Could you extract every entry below and reproduce it exactly?

| DATA |
···

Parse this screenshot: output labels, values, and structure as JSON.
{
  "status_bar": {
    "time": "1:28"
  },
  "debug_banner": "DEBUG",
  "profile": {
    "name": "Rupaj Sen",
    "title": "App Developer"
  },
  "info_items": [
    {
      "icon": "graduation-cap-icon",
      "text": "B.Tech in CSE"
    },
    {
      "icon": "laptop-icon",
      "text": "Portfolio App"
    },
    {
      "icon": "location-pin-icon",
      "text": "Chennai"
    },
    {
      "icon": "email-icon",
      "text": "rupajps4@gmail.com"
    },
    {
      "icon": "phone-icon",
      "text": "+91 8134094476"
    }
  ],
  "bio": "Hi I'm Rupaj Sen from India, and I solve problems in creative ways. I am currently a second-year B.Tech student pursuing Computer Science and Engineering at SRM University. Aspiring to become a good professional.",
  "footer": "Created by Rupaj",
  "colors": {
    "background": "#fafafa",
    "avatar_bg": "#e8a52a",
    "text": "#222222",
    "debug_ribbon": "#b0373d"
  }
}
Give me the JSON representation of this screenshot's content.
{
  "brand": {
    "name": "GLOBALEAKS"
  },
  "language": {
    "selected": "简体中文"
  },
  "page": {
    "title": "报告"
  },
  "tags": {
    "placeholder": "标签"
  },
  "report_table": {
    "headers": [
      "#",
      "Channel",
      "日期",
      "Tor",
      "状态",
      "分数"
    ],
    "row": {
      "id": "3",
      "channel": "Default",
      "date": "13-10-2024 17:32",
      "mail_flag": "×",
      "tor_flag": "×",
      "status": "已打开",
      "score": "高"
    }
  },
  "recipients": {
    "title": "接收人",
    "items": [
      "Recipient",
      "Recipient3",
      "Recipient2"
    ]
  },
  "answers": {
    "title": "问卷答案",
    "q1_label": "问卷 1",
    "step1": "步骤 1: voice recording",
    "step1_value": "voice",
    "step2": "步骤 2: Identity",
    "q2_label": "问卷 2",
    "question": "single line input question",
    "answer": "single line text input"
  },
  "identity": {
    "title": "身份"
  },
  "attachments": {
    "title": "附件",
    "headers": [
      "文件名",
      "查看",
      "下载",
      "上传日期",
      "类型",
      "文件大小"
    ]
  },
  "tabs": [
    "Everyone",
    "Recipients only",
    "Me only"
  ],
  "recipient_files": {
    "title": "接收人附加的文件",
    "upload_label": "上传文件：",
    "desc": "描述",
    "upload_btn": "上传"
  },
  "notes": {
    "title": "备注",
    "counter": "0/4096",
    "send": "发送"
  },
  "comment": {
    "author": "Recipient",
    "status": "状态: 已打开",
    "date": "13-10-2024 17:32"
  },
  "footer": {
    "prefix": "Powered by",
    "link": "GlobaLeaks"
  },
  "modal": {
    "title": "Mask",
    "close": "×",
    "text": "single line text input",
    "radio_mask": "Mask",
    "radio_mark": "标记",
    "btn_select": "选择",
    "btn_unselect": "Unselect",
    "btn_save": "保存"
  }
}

···

| RESULT FOR THIS EXERCISE |
Parse this screenshot: output labels, values, and structure as JSON.
{
  "status_bar": {
    "time": "1:28"
  },
  "debug_banner": "DEBUG",
  "profile": {
    "name": "Rupaj Sen",
    "title": "App Developer"
  },
  "info_items": [
    {
      "icon": "graduation-cap-icon",
      "text": "B.Tech in CSE"
    },
    {
      "icon": "laptop-icon",
      "text": "Portfolio App"
    },
    {
      "icon": "location-pin-icon",
      "text": "Chennai"
    },
    {
      "icon": "email-icon",
      "text": "rupajps4@gmail.com"
    },
    {
      "icon": "phone-icon",
      "text": "+91 8134094476"
    }
  ],
  "bio": "Hi I'm Rupaj Sen from India, and I solve problems in creative ways. I am currently a second-year B.Tech student pursuing Computer Science and Engineering at SRM University. Aspiring to become a good professional.",
  "footer": "Created by Rupaj",
  "colors": {
    "background": "#fafafa",
    "avatar_bg": "#e8a52a",
    "text": "#222222",
    "debug_ribbon": "#b0373d"
  }
}
Give me the JSON representation of this screenshot's content.
{
  "brand": {
    "name": "GLOBALEAKS"
  },
  "language": {
    "selected": "简体中文"
  },
  "page": {
    "title": "报告"
  },
  "tags": {
    "placeholder": "标签"
  },
  "report_table": {
    "headers": [
      "#",
      "Channel",
      "日期",
      "Tor",
      "状态",
      "分数"
    ],
    "row": {
      "id": "3",
      "channel": "Default",
      "date": "13-10-2024 17:32",
      "mail_flag": "×",
      "tor_flag": "×",
      "status": "已打开",
      "score": "高"
    }
  },
  "recipients": {
    "title": "接收人",
    "items": [
      "Recipient",
      "Recipient3",
      "Recipient2"
    ]
  },
  "answers": {
    "title": "问卷答案",
    "q1_label": "问卷 1",
    "step1": "步骤 1: voice recording",
    "step1_value": "voice",
    "step2": "步骤 2: Identity",
    "q2_label": "问卷 2",
    "question": "single line input question",
    "answer": "single line text input"
  },
  "identity": {
    "title": "身份"
  },
  "attachments": {
    "title": "附件",
    "headers": [
      "文件名",
      "查看",
      "下载",
      "上传日期",
      "类型",
      "文件大小"
    ]
  },
  "tabs": [
    "Everyone",
    "Recipients only",
    "Me only"
  ],
  "recipient_files": {
    "title": "接收人附加的文件",
    "upload_label": "上传文件：",
    "desc": "描述",
    "upload_btn": "上传"
  },
  "notes": {
    "title": "备注",
    "counter": "0/4096",
    "send": "发送"
  },
  "comment": {
    "author": "Recipient",
    "status": "状态: 已打开",
    "date": "13-10-2024 17:32"
  },
  "footer": {
    "prefix": "Powered by",
    "link": "GlobaLeaks"
  },
  "modal": {
    "title": "Mask",
    "close": "×",
    "text": "single line text input",
    "radio_mask": "Mask",
    "radio_mark": "标记",
    "btn_select": "选择",
    "btn_unselect": "Unselect",
    "btn_save": "保存"
  }
}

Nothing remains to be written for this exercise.